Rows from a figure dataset

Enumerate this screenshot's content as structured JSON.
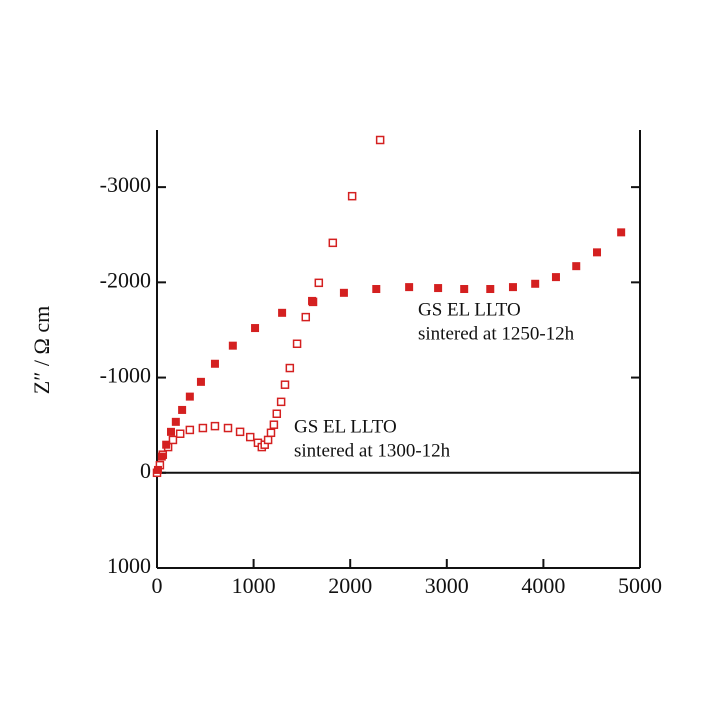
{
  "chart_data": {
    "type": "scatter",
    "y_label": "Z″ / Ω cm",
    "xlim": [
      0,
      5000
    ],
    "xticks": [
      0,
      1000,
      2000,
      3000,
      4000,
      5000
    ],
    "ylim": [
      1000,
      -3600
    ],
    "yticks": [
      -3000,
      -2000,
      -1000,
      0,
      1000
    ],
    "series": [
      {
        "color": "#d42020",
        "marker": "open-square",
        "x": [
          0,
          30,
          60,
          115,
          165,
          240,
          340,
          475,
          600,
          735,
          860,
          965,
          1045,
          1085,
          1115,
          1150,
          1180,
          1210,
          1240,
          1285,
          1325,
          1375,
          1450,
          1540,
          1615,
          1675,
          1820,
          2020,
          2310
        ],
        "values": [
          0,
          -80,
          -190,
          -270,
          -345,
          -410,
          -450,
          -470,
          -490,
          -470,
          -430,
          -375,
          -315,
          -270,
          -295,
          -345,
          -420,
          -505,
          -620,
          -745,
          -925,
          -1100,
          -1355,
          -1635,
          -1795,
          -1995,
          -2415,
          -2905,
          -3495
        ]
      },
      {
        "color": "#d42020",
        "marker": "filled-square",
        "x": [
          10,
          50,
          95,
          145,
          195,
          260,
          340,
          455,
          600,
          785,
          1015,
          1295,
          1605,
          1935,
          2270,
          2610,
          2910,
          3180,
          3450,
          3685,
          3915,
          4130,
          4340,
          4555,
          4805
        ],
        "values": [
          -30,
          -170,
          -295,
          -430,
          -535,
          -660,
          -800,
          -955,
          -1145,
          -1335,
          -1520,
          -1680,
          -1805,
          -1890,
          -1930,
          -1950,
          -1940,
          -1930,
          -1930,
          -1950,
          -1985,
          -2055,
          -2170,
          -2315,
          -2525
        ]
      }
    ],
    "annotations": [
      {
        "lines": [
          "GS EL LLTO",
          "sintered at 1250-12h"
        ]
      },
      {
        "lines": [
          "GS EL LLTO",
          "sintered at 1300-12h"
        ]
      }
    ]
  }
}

- Task to complete
Using the material above, set down every line exactly, but skip the pictures.

- Solved problem
Enumerate this screenshot's content as structured JSON.
{
  "chart_data": {
    "type": "scatter",
    "y_label": "Z″ / Ω cm",
    "xlim": [
      0,
      5000
    ],
    "xticks": [
      0,
      1000,
      2000,
      3000,
      4000,
      5000
    ],
    "ylim": [
      1000,
      -3600
    ],
    "yticks": [
      -3000,
      -2000,
      -1000,
      0,
      1000
    ],
    "series": [
      {
        "color": "#d42020",
        "marker": "open-square",
        "x": [
          0,
          30,
          60,
          115,
          165,
          240,
          340,
          475,
          600,
          735,
          860,
          965,
          1045,
          1085,
          1115,
          1150,
          1180,
          1210,
          1240,
          1285,
          1325,
          1375,
          1450,
          1540,
          1615,
          1675,
          1820,
          2020,
          2310
        ],
        "values": [
          0,
          -80,
          -190,
          -270,
          -345,
          -410,
          -450,
          -470,
          -490,
          -470,
          -430,
          -375,
          -315,
          -270,
          -295,
          -345,
          -420,
          -505,
          -620,
          -745,
          -925,
          -1100,
          -1355,
          -1635,
          -1795,
          -1995,
          -2415,
          -2905,
          -3495
        ]
      },
      {
        "color": "#d42020",
        "marker": "filled-square",
        "x": [
          10,
          50,
          95,
          145,
          195,
          260,
          340,
          455,
          600,
          785,
          1015,
          1295,
          1605,
          1935,
          2270,
          2610,
          2910,
          3180,
          3450,
          3685,
          3915,
          4130,
          4340,
          4555,
          4805
        ],
        "values": [
          -30,
          -170,
          -295,
          -430,
          -535,
          -660,
          -800,
          -955,
          -1145,
          -1335,
          -1520,
          -1680,
          -1805,
          -1890,
          -1930,
          -1950,
          -1940,
          -1930,
          -1930,
          -1950,
          -1985,
          -2055,
          -2170,
          -2315,
          -2525
        ]
      }
    ],
    "annotations": [
      {
        "lines": [
          "GS EL LLTO",
          "sintered at 1250-12h"
        ]
      },
      {
        "lines": [
          "GS EL LLTO",
          "sintered at 1300-12h"
        ]
      }
    ]
  }
}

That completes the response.